— START OF EXERCISE INPUT —

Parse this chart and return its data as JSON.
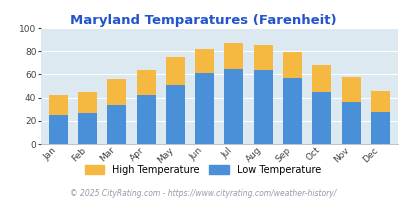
{
  "title": "Maryland Temparatures (Farenheit)",
  "months": [
    "Jan",
    "Feb",
    "Mar",
    "Apr",
    "May",
    "Jun",
    "Jul",
    "Aug",
    "Sep",
    "Oct",
    "Nov",
    "Dec"
  ],
  "low_temps": [
    25,
    27,
    34,
    42,
    51,
    61,
    65,
    64,
    57,
    45,
    36,
    28
  ],
  "high_temps": [
    42,
    45,
    56,
    64,
    75,
    82,
    87,
    85,
    79,
    68,
    58,
    46
  ],
  "bar_color_low": "#4a90d9",
  "bar_color_high": "#f5b942",
  "background_color": "#ffffff",
  "plot_bg_color": "#dce9f0",
  "title_color": "#2255cc",
  "tick_color": "#444444",
  "legend_label_high": "High Temperature",
  "legend_label_low": "Low Temperature",
  "footer_text": "© 2025 CityRating.com - https://www.cityrating.com/weather-history/",
  "ylim": [
    0,
    100
  ],
  "yticks": [
    0,
    20,
    40,
    60,
    80,
    100
  ]
}
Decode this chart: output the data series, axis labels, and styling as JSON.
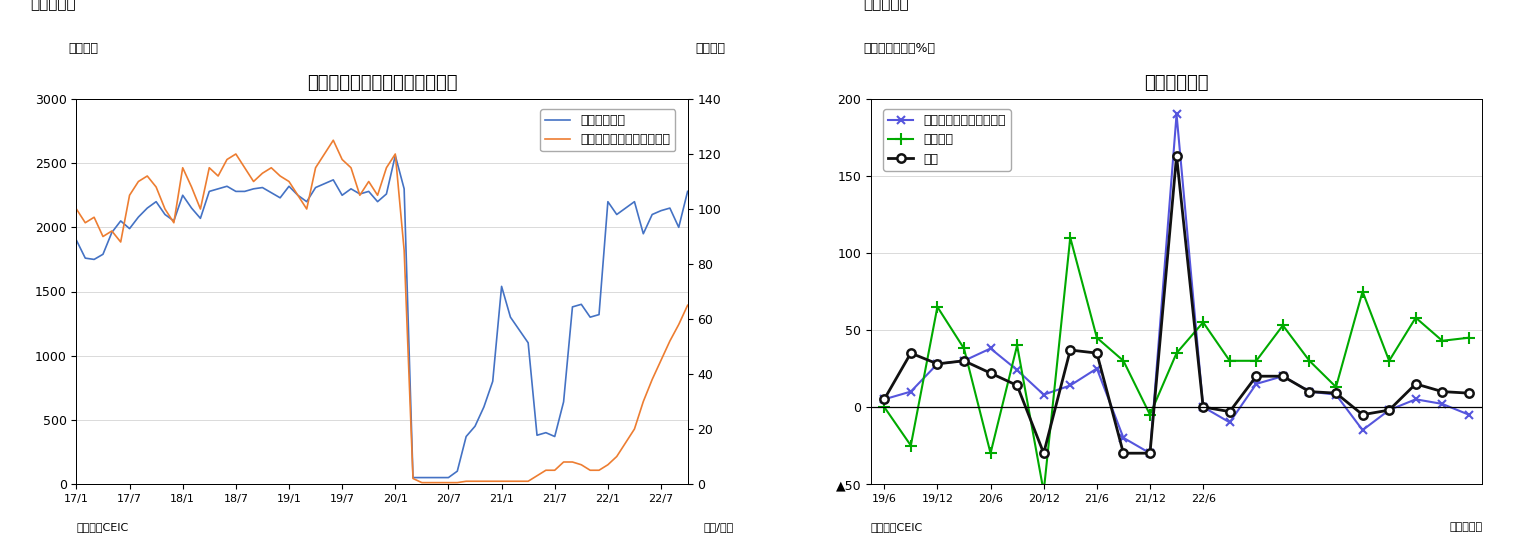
{
  "fig3": {
    "title": "国内線旅客数と外国人訪問者数",
    "label_left": "（万人）",
    "label_right": "（万人）",
    "source": "（資料）CEIC",
    "xlabel": "（年/月）",
    "header": "（図表３）",
    "ylim_left": [
      0,
      3000
    ],
    "ylim_right": [
      0,
      140
    ],
    "yticks_left": [
      0,
      500,
      1000,
      1500,
      2000,
      2500,
      3000
    ],
    "yticks_right": [
      0,
      20,
      40,
      60,
      80,
      100,
      120,
      140
    ],
    "domestic_color": "#4472c4",
    "foreign_color": "#ed7d31",
    "domestic_label": "国内線旅客数",
    "foreign_label": "外国人訪問者数（右目盛）",
    "domestic_y": [
      1900,
      1760,
      1750,
      1790,
      1960,
      2050,
      1990,
      2080,
      2150,
      2200,
      2100,
      2050,
      2250,
      2150,
      2070,
      2280,
      2300,
      2320,
      2280,
      2280,
      2300,
      2310,
      2270,
      2230,
      2320,
      2250,
      2200,
      2310,
      2340,
      2370,
      2250,
      2300,
      2260,
      2280,
      2200,
      2260,
      2560,
      2300,
      50,
      50,
      50,
      50,
      50,
      100,
      370,
      450,
      600,
      800,
      1540,
      1300,
      1200,
      1100,
      380,
      400,
      370,
      640,
      1380,
      1400,
      1300,
      1320,
      2200,
      2100,
      2150,
      2200,
      1950,
      2100,
      2130,
      2150,
      2000,
      2280
    ],
    "foreign_y": [
      100,
      95,
      97,
      90,
      92,
      88,
      105,
      110,
      112,
      108,
      100,
      95,
      115,
      108,
      100,
      115,
      112,
      118,
      120,
      115,
      110,
      113,
      115,
      112,
      110,
      105,
      100,
      115,
      120,
      125,
      118,
      115,
      105,
      110,
      105,
      115,
      120,
      85,
      2,
      0.5,
      0.5,
      0.5,
      0.5,
      0.5,
      1,
      1,
      1,
      1,
      1,
      1,
      1,
      1,
      3,
      5,
      5,
      8,
      8,
      7,
      5,
      5,
      7,
      10,
      15,
      20,
      30,
      38,
      45,
      52,
      58,
      65
    ]
  },
  "fig4": {
    "title": "中央政府支出",
    "label_left": "（前年同期比、%）",
    "source": "（資料）CEIC",
    "xlabel": "（四半期）",
    "header": "（図表４）",
    "ylim": [
      -50,
      200
    ],
    "yticks": [
      -50,
      0,
      50,
      100,
      150,
      200
    ],
    "yticklabels": [
      "▲50",
      "0",
      "50",
      "100",
      "150",
      "200"
    ],
    "xtick_labels": [
      "19/6",
      "19/12",
      "20/6",
      "20/12",
      "21/6",
      "21/12",
      "22/6"
    ],
    "line1_label": "経常支出（利払い除く）",
    "line2_label": "資本支出",
    "line3_label": "歳出",
    "line1_color": "#5555dd",
    "line2_color": "#00aa00",
    "line3_color": "#111111",
    "line1_y": [
      5,
      10,
      28,
      30,
      38,
      24,
      8,
      14,
      25,
      -20,
      -30,
      190,
      0,
      -10,
      15,
      20,
      10,
      8,
      -15,
      -2,
      5,
      2,
      -5
    ],
    "line2_y": [
      0,
      -25,
      65,
      38,
      -30,
      40,
      -55,
      110,
      45,
      30,
      -5,
      35,
      55,
      30,
      30,
      53,
      30,
      13,
      75,
      30,
      58,
      43,
      45
    ],
    "line3_y": [
      5,
      35,
      28,
      30,
      22,
      14,
      -30,
      37,
      35,
      -30,
      -30,
      163,
      0,
      -3,
      20,
      20,
      10,
      9,
      -5,
      -2,
      15,
      10,
      9
    ],
    "n_points": 23
  }
}
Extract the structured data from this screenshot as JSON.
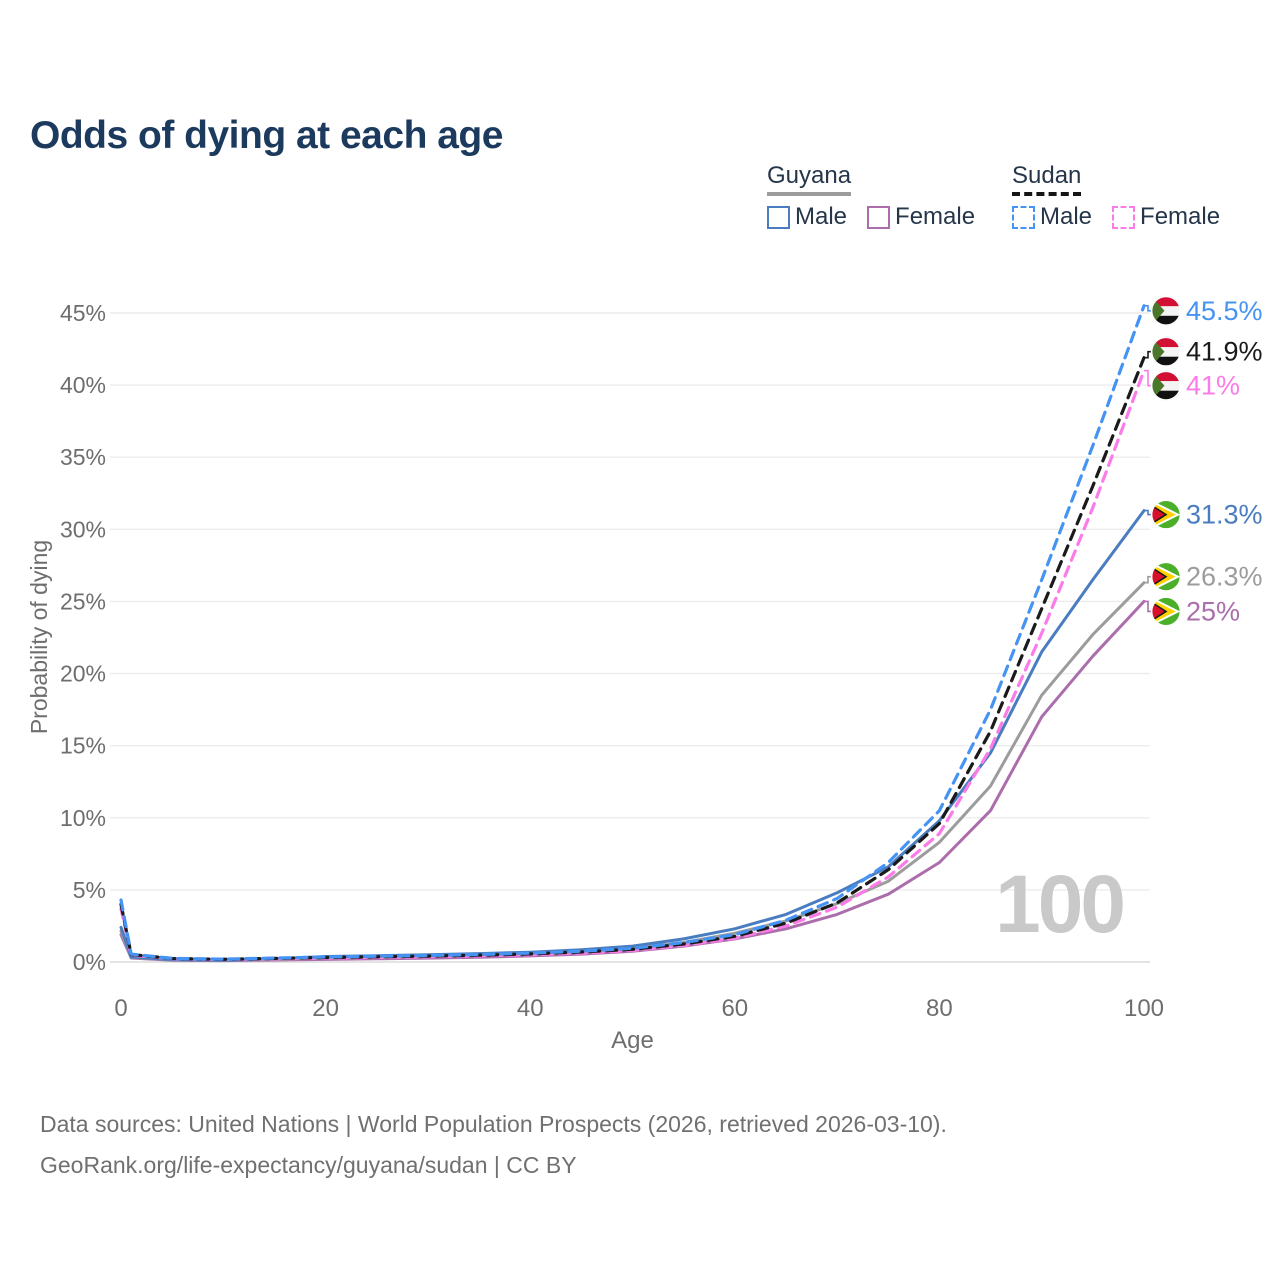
{
  "title": "Odds of dying at each age",
  "legend": {
    "groups": [
      {
        "label": "Guyana",
        "line_style": "solid",
        "line_color": "#9c9c9c",
        "items": [
          {
            "label": "Male",
            "color": "#4a7dc0",
            "dashed": false
          },
          {
            "label": "Female",
            "color": "#ab6dab",
            "dashed": false
          }
        ]
      },
      {
        "label": "Sudan",
        "line_style": "dashed",
        "line_color": "#151515",
        "items": [
          {
            "label": "Male",
            "color": "#4593f2",
            "dashed": true
          },
          {
            "label": "Female",
            "color": "#fb7ce8",
            "dashed": true
          }
        ]
      }
    ]
  },
  "watermark_age": "100",
  "footer": {
    "line1": "Data sources: United Nations | World Population Prospects (2026, retrieved 2026-03-10).",
    "line2": "GeoRank.org/life-expectancy/guyana/sudan | CC BY"
  },
  "chart_data": {
    "type": "line",
    "title": "Odds of dying at each age",
    "xlabel": "Age",
    "ylabel": "Probability of dying",
    "xlim": [
      0,
      100
    ],
    "ylim": [
      0,
      45.5
    ],
    "grid": "horizontal-only",
    "legend_position": "top-right",
    "x_ticks": [
      {
        "v": 0,
        "label": "0"
      },
      {
        "v": 20,
        "label": "20"
      },
      {
        "v": 40,
        "label": "40"
      },
      {
        "v": 60,
        "label": "60"
      },
      {
        "v": 80,
        "label": "80"
      },
      {
        "v": 100,
        "label": "100"
      }
    ],
    "y_ticks": [
      {
        "v": 0,
        "label": "0%"
      },
      {
        "v": 5,
        "label": "5%"
      },
      {
        "v": 10,
        "label": "10%"
      },
      {
        "v": 15,
        "label": "15%"
      },
      {
        "v": 20,
        "label": "20%"
      },
      {
        "v": 25,
        "label": "25%"
      },
      {
        "v": 30,
        "label": "30%"
      },
      {
        "v": 35,
        "label": "35%"
      },
      {
        "v": 40,
        "label": "40%"
      },
      {
        "v": 45,
        "label": "45%"
      }
    ],
    "x": [
      0,
      1,
      5,
      10,
      15,
      20,
      25,
      30,
      35,
      40,
      45,
      50,
      55,
      60,
      65,
      70,
      75,
      80,
      85,
      90,
      95,
      100
    ],
    "series": [
      {
        "id": "guyana_female",
        "name": "Guyana Female",
        "country": "Guyana",
        "sex": "Female",
        "color": "#ab6dab",
        "dashed": false,
        "flag": "guyana",
        "end_label": "25%",
        "values": [
          1.9,
          0.28,
          0.12,
          0.1,
          0.14,
          0.18,
          0.22,
          0.27,
          0.33,
          0.42,
          0.55,
          0.75,
          1.1,
          1.6,
          2.3,
          3.3,
          4.7,
          6.9,
          10.5,
          17.0,
          21.2,
          25.0
        ]
      },
      {
        "id": "guyana_both",
        "name": "Guyana Both sexes",
        "country": "Guyana",
        "sex": "Both",
        "color": "#9c9c9c",
        "dashed": false,
        "flag": "guyana",
        "end_label": "26.3%",
        "values": [
          2.15,
          0.32,
          0.14,
          0.11,
          0.18,
          0.28,
          0.33,
          0.39,
          0.46,
          0.55,
          0.7,
          0.93,
          1.35,
          2.0,
          2.85,
          4.05,
          5.6,
          8.3,
          12.2,
          18.5,
          22.7,
          26.3
        ]
      },
      {
        "id": "guyana_male",
        "name": "Guyana Male",
        "country": "Guyana",
        "sex": "Male",
        "color": "#4a7dc0",
        "dashed": false,
        "flag": "guyana",
        "end_label": "31.3%",
        "values": [
          2.4,
          0.35,
          0.15,
          0.12,
          0.22,
          0.38,
          0.44,
          0.5,
          0.58,
          0.68,
          0.85,
          1.1,
          1.6,
          2.3,
          3.3,
          4.8,
          6.6,
          9.8,
          14.5,
          21.5,
          26.5,
          31.3
        ]
      },
      {
        "id": "sudan_female",
        "name": "Sudan Female",
        "country": "Sudan",
        "sex": "Female",
        "color": "#fb7ce8",
        "dashed": true,
        "flag": "sudan",
        "end_label": "41%",
        "values": [
          3.7,
          0.48,
          0.22,
          0.18,
          0.22,
          0.27,
          0.31,
          0.36,
          0.42,
          0.5,
          0.62,
          0.8,
          1.15,
          1.65,
          2.5,
          3.8,
          5.9,
          8.9,
          14.8,
          22.8,
          31.5,
          41.0
        ]
      },
      {
        "id": "sudan_both",
        "name": "Sudan Both sexes",
        "country": "Sudan",
        "sex": "Both",
        "color": "#1a1a1a",
        "dashed": true,
        "flag": "sudan",
        "end_label": "41.9%",
        "values": [
          4.0,
          0.52,
          0.24,
          0.19,
          0.25,
          0.31,
          0.36,
          0.41,
          0.47,
          0.56,
          0.69,
          0.88,
          1.25,
          1.78,
          2.7,
          4.1,
          6.4,
          9.6,
          16.0,
          24.5,
          33.0,
          41.9
        ]
      },
      {
        "id": "sudan_male",
        "name": "Sudan Male",
        "country": "Sudan",
        "sex": "Male",
        "color": "#4593f2",
        "dashed": true,
        "flag": "sudan",
        "end_label": "45.5%",
        "values": [
          4.3,
          0.55,
          0.25,
          0.2,
          0.27,
          0.35,
          0.4,
          0.45,
          0.52,
          0.62,
          0.75,
          0.95,
          1.35,
          1.9,
          2.9,
          4.4,
          6.9,
          10.5,
          17.5,
          26.5,
          35.8,
          45.5
        ]
      }
    ]
  }
}
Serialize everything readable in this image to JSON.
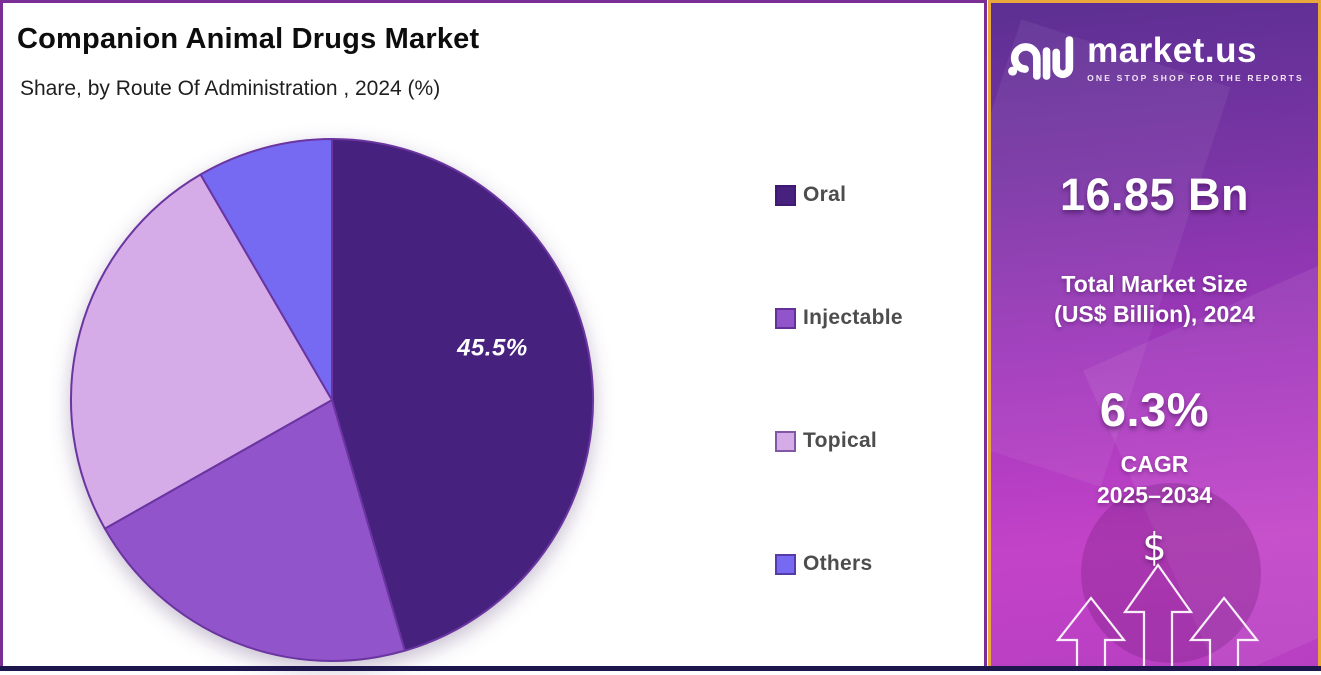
{
  "header": {
    "title": "Companion Animal Drugs Market",
    "subtitle": "Share, by Route Of Administration , 2024 (%)"
  },
  "chart_data": {
    "type": "pie",
    "title": "Companion Animal Drugs Market",
    "subtitle": "Share, by Route Of Administration , 2024 (%)",
    "unit": "%",
    "year": "2024",
    "categories": [
      "Oral",
      "Injectable",
      "Topical",
      "Others"
    ],
    "values": [
      45.5,
      21.3,
      24.8,
      8.4
    ],
    "labels": [
      "45.5%",
      "",
      "",
      ""
    ],
    "colors": [
      "#46217e",
      "#9254cb",
      "#d5abe8",
      "#766af2"
    ],
    "slice_stroke": "#6a35a0",
    "start_angle_deg": 0,
    "direction": "clockwise",
    "legend_position": "right"
  },
  "sidebar": {
    "brand_name": "market.us",
    "brand_tagline": "ONE STOP SHOP FOR THE REPORTS",
    "market_size_value": "16.85 Bn",
    "market_size_label_line1": "Total Market Size",
    "market_size_label_line2": "(US$ Billion), 2024",
    "cagr_value": "6.3%",
    "cagr_label": "CAGR",
    "cagr_period": "2025–2034",
    "dollar_symbol": "$",
    "accent_border_color": "#eaa83c",
    "gradient_top_color": "#5c2f92",
    "gradient_bottom_color": "#c343c8"
  },
  "frame": {
    "panel_border_color": "#7b2f96",
    "bottom_strip_color": "#1d164d"
  },
  "icons": {
    "brand_logo": "marketus-logo",
    "currency": "dollar-sign",
    "growth": "triple-up-arrows"
  }
}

— END OF EXERCISE INPUT —

THE TASK: Search the listing for the word "series" and return each line that holds it.

THE RESULT:
Decode this chart: output the data series, axis labels, and styling as JSON.
    "series": [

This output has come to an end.